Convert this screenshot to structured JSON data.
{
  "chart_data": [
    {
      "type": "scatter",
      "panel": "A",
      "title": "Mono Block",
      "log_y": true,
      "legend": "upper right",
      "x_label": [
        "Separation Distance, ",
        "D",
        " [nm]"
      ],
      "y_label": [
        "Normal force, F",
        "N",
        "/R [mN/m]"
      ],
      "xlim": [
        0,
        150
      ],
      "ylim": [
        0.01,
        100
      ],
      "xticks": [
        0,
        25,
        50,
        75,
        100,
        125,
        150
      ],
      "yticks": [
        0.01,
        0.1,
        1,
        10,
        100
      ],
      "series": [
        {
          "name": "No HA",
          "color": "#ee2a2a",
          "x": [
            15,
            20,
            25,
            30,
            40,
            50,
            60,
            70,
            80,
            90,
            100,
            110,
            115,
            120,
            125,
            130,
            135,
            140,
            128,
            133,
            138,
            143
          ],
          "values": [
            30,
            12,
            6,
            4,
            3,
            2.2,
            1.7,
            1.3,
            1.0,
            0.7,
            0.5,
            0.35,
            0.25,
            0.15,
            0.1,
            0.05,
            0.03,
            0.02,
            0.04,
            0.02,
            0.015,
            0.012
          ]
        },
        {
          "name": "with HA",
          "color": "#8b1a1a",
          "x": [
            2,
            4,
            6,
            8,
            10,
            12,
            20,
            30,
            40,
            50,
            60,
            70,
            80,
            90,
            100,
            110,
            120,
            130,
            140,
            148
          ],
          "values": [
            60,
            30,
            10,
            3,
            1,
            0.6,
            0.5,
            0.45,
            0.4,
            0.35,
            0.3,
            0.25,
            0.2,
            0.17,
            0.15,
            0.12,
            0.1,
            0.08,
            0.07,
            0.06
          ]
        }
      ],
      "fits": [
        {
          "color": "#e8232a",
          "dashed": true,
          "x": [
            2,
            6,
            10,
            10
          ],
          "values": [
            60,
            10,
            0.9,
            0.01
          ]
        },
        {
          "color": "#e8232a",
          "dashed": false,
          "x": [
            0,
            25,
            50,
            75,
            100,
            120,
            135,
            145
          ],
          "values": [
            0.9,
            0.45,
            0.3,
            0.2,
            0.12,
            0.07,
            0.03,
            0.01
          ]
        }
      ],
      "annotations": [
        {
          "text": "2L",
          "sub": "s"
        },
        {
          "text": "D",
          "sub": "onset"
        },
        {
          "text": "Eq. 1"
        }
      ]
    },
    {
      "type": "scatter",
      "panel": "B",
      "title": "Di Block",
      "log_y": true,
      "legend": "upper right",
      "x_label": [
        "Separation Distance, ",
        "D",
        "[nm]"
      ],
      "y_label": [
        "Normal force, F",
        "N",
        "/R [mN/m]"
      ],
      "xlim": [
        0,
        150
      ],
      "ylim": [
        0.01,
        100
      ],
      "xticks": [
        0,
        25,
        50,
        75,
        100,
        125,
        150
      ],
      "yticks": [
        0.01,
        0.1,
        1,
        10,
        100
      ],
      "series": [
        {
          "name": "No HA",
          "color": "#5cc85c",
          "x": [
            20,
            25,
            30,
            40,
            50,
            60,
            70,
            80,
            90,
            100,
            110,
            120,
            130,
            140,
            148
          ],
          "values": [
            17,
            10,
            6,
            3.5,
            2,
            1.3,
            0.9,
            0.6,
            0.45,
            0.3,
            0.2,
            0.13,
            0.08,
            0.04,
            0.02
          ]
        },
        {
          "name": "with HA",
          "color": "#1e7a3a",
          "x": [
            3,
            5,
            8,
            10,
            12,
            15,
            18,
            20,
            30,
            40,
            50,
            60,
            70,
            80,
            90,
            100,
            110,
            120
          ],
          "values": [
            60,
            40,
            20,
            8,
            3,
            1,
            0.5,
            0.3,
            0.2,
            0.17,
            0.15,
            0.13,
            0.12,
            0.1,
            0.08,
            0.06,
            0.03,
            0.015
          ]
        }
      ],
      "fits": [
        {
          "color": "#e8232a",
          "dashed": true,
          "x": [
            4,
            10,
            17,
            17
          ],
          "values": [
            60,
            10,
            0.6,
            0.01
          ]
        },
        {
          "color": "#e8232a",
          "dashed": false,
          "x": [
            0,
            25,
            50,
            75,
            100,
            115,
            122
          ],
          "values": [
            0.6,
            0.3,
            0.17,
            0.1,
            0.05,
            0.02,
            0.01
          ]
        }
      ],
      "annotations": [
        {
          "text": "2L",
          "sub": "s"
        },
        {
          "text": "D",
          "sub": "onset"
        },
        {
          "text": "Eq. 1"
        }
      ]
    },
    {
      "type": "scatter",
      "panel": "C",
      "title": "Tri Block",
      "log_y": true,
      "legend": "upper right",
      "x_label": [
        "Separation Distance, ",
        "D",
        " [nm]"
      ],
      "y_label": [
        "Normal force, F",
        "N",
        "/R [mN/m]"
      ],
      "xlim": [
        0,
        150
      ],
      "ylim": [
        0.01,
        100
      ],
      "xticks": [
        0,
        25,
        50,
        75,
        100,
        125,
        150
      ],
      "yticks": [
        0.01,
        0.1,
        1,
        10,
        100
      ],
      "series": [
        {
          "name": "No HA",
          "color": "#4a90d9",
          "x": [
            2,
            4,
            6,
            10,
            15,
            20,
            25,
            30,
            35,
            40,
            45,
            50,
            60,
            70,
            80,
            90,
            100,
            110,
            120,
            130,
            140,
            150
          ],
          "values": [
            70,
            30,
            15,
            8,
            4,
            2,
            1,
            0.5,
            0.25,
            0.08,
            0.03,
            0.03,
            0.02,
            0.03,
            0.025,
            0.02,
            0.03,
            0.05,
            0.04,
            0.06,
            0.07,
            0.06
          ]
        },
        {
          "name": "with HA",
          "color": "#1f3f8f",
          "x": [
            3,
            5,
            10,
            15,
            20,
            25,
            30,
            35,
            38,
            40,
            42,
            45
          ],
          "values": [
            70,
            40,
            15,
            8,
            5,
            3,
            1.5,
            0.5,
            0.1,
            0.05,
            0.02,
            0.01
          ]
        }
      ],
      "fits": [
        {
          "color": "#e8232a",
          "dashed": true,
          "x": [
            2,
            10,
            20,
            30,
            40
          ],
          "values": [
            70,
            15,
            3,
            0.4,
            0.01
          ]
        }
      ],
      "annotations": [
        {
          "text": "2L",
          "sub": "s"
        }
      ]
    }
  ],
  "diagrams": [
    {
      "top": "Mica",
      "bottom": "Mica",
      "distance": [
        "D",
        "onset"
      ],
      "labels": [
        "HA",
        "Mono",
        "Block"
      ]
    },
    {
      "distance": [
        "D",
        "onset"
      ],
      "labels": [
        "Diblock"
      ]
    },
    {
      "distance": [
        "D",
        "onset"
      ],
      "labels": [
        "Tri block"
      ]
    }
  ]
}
──────
Instructions to follow
All entries shown above should be printed again exactly.

Exercise result
Convert this screenshot to structured JSON data.
{
  "chart_data": [
    {
      "type": "scatter",
      "panel": "A",
      "title": "Mono Block",
      "log_y": true,
      "legend": "upper right",
      "x_label": [
        "Separation Distance, ",
        "D",
        " [nm]"
      ],
      "y_label": [
        "Normal force, F",
        "N",
        "/R [mN/m]"
      ],
      "xlim": [
        0,
        150
      ],
      "ylim": [
        0.01,
        100
      ],
      "xticks": [
        0,
        25,
        50,
        75,
        100,
        125,
        150
      ],
      "yticks": [
        0.01,
        0.1,
        1,
        10,
        100
      ],
      "series": [
        {
          "name": "No HA",
          "color": "#ee2a2a",
          "x": [
            15,
            20,
            25,
            30,
            40,
            50,
            60,
            70,
            80,
            90,
            100,
            110,
            115,
            120,
            125,
            130,
            135,
            140,
            128,
            133,
            138,
            143
          ],
          "values": [
            30,
            12,
            6,
            4,
            3,
            2.2,
            1.7,
            1.3,
            1.0,
            0.7,
            0.5,
            0.35,
            0.25,
            0.15,
            0.1,
            0.05,
            0.03,
            0.02,
            0.04,
            0.02,
            0.015,
            0.012
          ]
        },
        {
          "name": "with HA",
          "color": "#8b1a1a",
          "x": [
            2,
            4,
            6,
            8,
            10,
            12,
            20,
            30,
            40,
            50,
            60,
            70,
            80,
            90,
            100,
            110,
            120,
            130,
            140,
            148
          ],
          "values": [
            60,
            30,
            10,
            3,
            1,
            0.6,
            0.5,
            0.45,
            0.4,
            0.35,
            0.3,
            0.25,
            0.2,
            0.17,
            0.15,
            0.12,
            0.1,
            0.08,
            0.07,
            0.06
          ]
        }
      ],
      "fits": [
        {
          "color": "#e8232a",
          "dashed": true,
          "x": [
            2,
            6,
            10,
            10
          ],
          "values": [
            60,
            10,
            0.9,
            0.01
          ]
        },
        {
          "color": "#e8232a",
          "dashed": false,
          "x": [
            0,
            25,
            50,
            75,
            100,
            120,
            135,
            145
          ],
          "values": [
            0.9,
            0.45,
            0.3,
            0.2,
            0.12,
            0.07,
            0.03,
            0.01
          ]
        }
      ],
      "annotations": [
        {
          "text": "2L",
          "sub": "s"
        },
        {
          "text": "D",
          "sub": "onset"
        },
        {
          "text": "Eq. 1"
        }
      ]
    },
    {
      "type": "scatter",
      "panel": "B",
      "title": "Di Block",
      "log_y": true,
      "legend": "upper right",
      "x_label": [
        "Separation Distance, ",
        "D",
        "[nm]"
      ],
      "y_label": [
        "Normal force, F",
        "N",
        "/R [mN/m]"
      ],
      "xlim": [
        0,
        150
      ],
      "ylim": [
        0.01,
        100
      ],
      "xticks": [
        0,
        25,
        50,
        75,
        100,
        125,
        150
      ],
      "yticks": [
        0.01,
        0.1,
        1,
        10,
        100
      ],
      "series": [
        {
          "name": "No HA",
          "color": "#5cc85c",
          "x": [
            20,
            25,
            30,
            40,
            50,
            60,
            70,
            80,
            90,
            100,
            110,
            120,
            130,
            140,
            148
          ],
          "values": [
            17,
            10,
            6,
            3.5,
            2,
            1.3,
            0.9,
            0.6,
            0.45,
            0.3,
            0.2,
            0.13,
            0.08,
            0.04,
            0.02
          ]
        },
        {
          "name": "with HA",
          "color": "#1e7a3a",
          "x": [
            3,
            5,
            8,
            10,
            12,
            15,
            18,
            20,
            30,
            40,
            50,
            60,
            70,
            80,
            90,
            100,
            110,
            120
          ],
          "values": [
            60,
            40,
            20,
            8,
            3,
            1,
            0.5,
            0.3,
            0.2,
            0.17,
            0.15,
            0.13,
            0.12,
            0.1,
            0.08,
            0.06,
            0.03,
            0.015
          ]
        }
      ],
      "fits": [
        {
          "color": "#e8232a",
          "dashed": true,
          "x": [
            4,
            10,
            17,
            17
          ],
          "values": [
            60,
            10,
            0.6,
            0.01
          ]
        },
        {
          "color": "#e8232a",
          "dashed": false,
          "x": [
            0,
            25,
            50,
            75,
            100,
            115,
            122
          ],
          "values": [
            0.6,
            0.3,
            0.17,
            0.1,
            0.05,
            0.02,
            0.01
          ]
        }
      ],
      "annotations": [
        {
          "text": "2L",
          "sub": "s"
        },
        {
          "text": "D",
          "sub": "onset"
        },
        {
          "text": "Eq. 1"
        }
      ]
    },
    {
      "type": "scatter",
      "panel": "C",
      "title": "Tri Block",
      "log_y": true,
      "legend": "upper right",
      "x_label": [
        "Separation Distance, ",
        "D",
        " [nm]"
      ],
      "y_label": [
        "Normal force, F",
        "N",
        "/R [mN/m]"
      ],
      "xlim": [
        0,
        150
      ],
      "ylim": [
        0.01,
        100
      ],
      "xticks": [
        0,
        25,
        50,
        75,
        100,
        125,
        150
      ],
      "yticks": [
        0.01,
        0.1,
        1,
        10,
        100
      ],
      "series": [
        {
          "name": "No HA",
          "color": "#4a90d9",
          "x": [
            2,
            4,
            6,
            10,
            15,
            20,
            25,
            30,
            35,
            40,
            45,
            50,
            60,
            70,
            80,
            90,
            100,
            110,
            120,
            130,
            140,
            150
          ],
          "values": [
            70,
            30,
            15,
            8,
            4,
            2,
            1,
            0.5,
            0.25,
            0.08,
            0.03,
            0.03,
            0.02,
            0.03,
            0.025,
            0.02,
            0.03,
            0.05,
            0.04,
            0.06,
            0.07,
            0.06
          ]
        },
        {
          "name": "with HA",
          "color": "#1f3f8f",
          "x": [
            3,
            5,
            10,
            15,
            20,
            25,
            30,
            35,
            38,
            40,
            42,
            45
          ],
          "values": [
            70,
            40,
            15,
            8,
            5,
            3,
            1.5,
            0.5,
            0.1,
            0.05,
            0.02,
            0.01
          ]
        }
      ],
      "fits": [
        {
          "color": "#e8232a",
          "dashed": true,
          "x": [
            2,
            10,
            20,
            30,
            40
          ],
          "values": [
            70,
            15,
            3,
            0.4,
            0.01
          ]
        }
      ],
      "annotations": [
        {
          "text": "2L",
          "sub": "s"
        }
      ]
    }
  ],
  "diagrams": [
    {
      "top": "Mica",
      "bottom": "Mica",
      "distance": [
        "D",
        "onset"
      ],
      "labels": [
        "HA",
        "Mono",
        "Block"
      ]
    },
    {
      "distance": [
        "D",
        "onset"
      ],
      "labels": [
        "Diblock"
      ]
    },
    {
      "distance": [
        "D",
        "onset"
      ],
      "labels": [
        "Tri block"
      ]
    }
  ]
}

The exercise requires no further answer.